Challenge:
Pictures do not belong in the copy; quote every entry below exactly.

Listed entries:

************

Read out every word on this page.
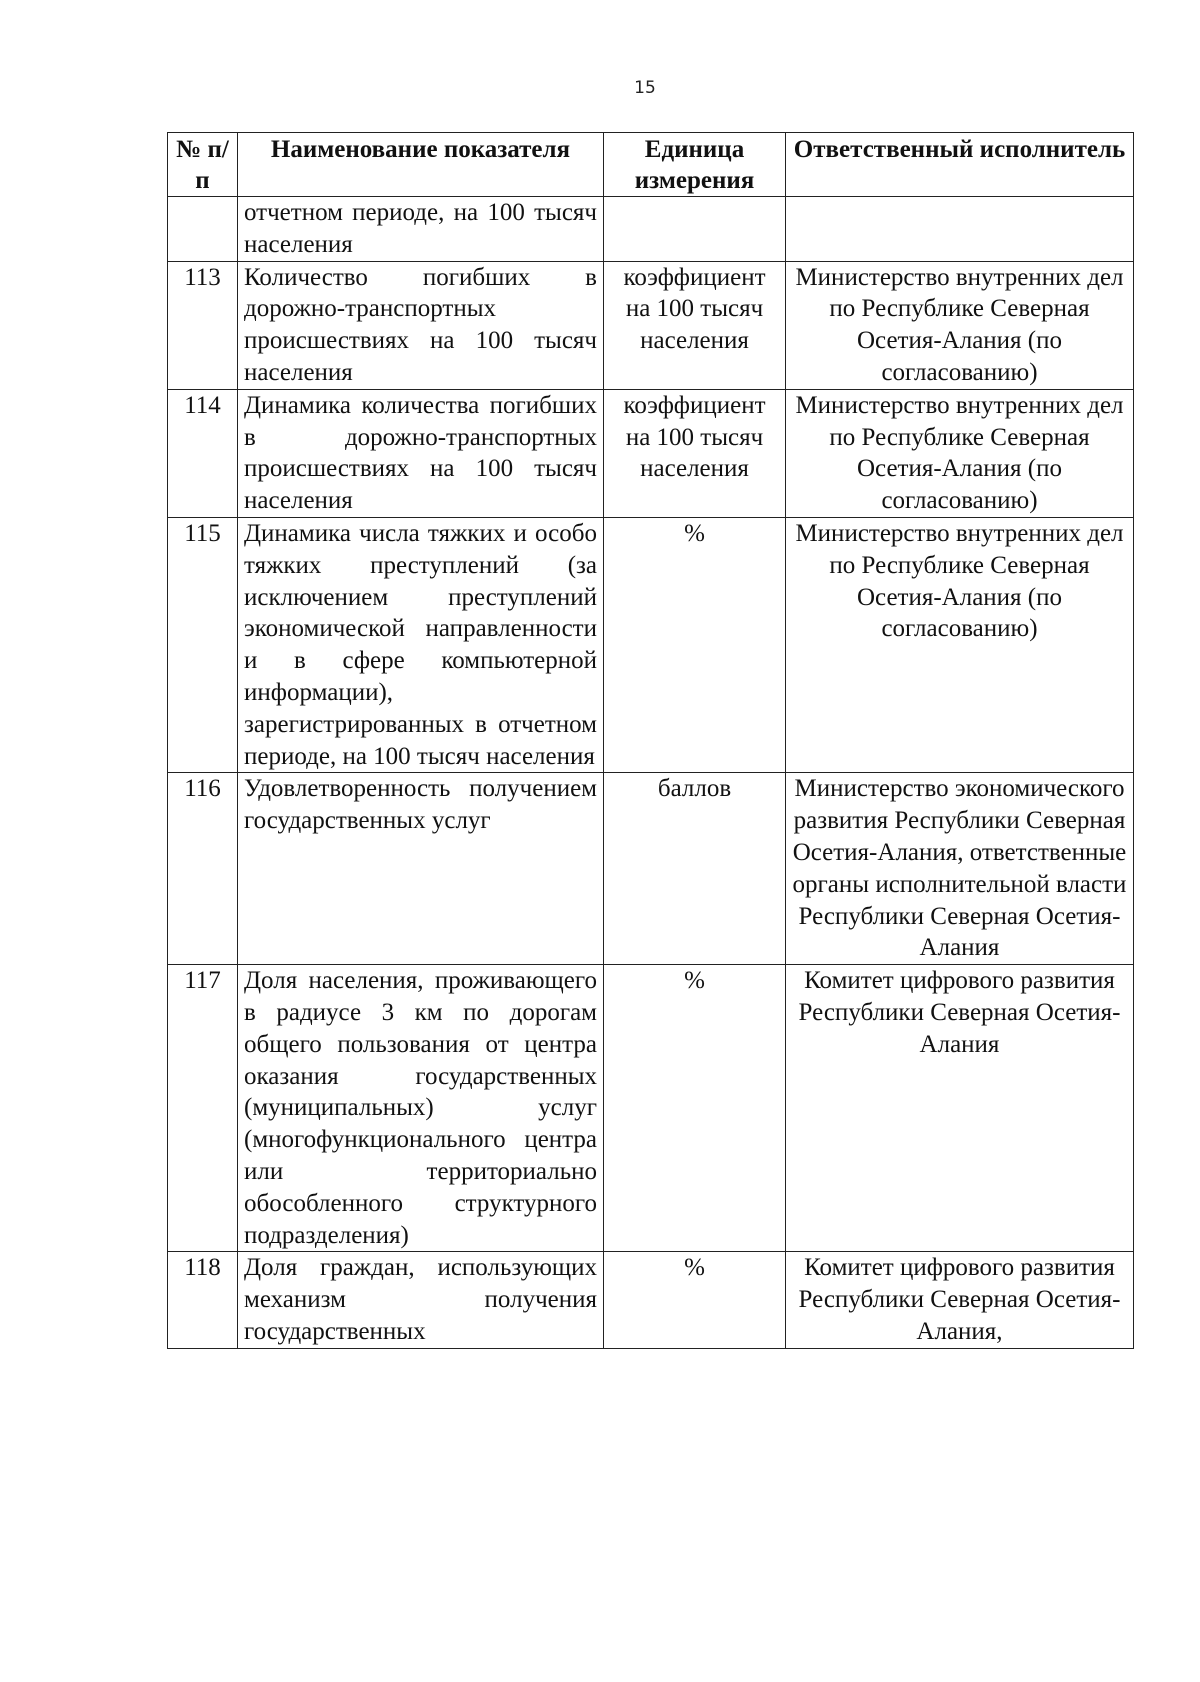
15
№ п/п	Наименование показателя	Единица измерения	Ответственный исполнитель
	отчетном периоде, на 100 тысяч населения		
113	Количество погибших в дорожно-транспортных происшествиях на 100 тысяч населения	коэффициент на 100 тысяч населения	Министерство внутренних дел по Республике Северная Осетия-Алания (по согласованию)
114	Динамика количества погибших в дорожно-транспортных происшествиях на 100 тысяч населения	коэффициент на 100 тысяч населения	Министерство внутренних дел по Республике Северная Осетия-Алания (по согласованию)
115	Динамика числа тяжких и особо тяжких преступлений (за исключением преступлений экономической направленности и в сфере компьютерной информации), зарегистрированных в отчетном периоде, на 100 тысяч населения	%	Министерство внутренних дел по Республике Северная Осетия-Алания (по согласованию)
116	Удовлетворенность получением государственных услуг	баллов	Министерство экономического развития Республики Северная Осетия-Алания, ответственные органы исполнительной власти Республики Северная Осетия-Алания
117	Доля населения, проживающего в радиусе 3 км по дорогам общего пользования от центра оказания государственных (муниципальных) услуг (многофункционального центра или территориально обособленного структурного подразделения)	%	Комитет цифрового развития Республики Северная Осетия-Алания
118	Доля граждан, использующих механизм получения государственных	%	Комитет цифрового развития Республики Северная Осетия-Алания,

************

The answer:
Read out every word on this page.
15
№ п/п	Наименование показателя	Единица измерения	Ответственный исполнитель
	отчетном периоде, на 100 тысяч населения		
113	Количество погибших в дорожно-транспортных происшествиях на 100 тысяч населения	коэффициент на 100 тысяч населения	Министерство внутренних дел по Республике Северная Осетия-Алания (по согласованию)
114	Динамика количества погибших в дорожно-транспортных происшествиях на 100 тысяч населения	коэффициент на 100 тысяч населения	Министерство внутренних дел по Республике Северная Осетия-Алания (по согласованию)
115	Динамика числа тяжких и особо тяжких преступлений (за исключением преступлений экономической направленности и в сфере компьютерной информации), зарегистрированных в отчетном периоде, на 100 тысяч населения	%	Министерство внутренних дел по Республике Северная Осетия-Алания (по согласованию)
116	Удовлетворенность получением государственных услуг	баллов	Министерство экономического развития Республики Северная Осетия-Алания, ответственные органы исполнительной власти Республики Северная Осетия-Алания
117	Доля населения, проживающего в радиусе 3 км по дорогам общего пользования от центра оказания государственных (муниципальных) услуг (многофункционального центра или территориально обособленного структурного подразделения)	%	Комитет цифрового развития Республики Северная Осетия-Алания
118	Доля граждан, использующих механизм получения государственных	%	Комитет цифрового развития Республики Северная Осетия-Алания,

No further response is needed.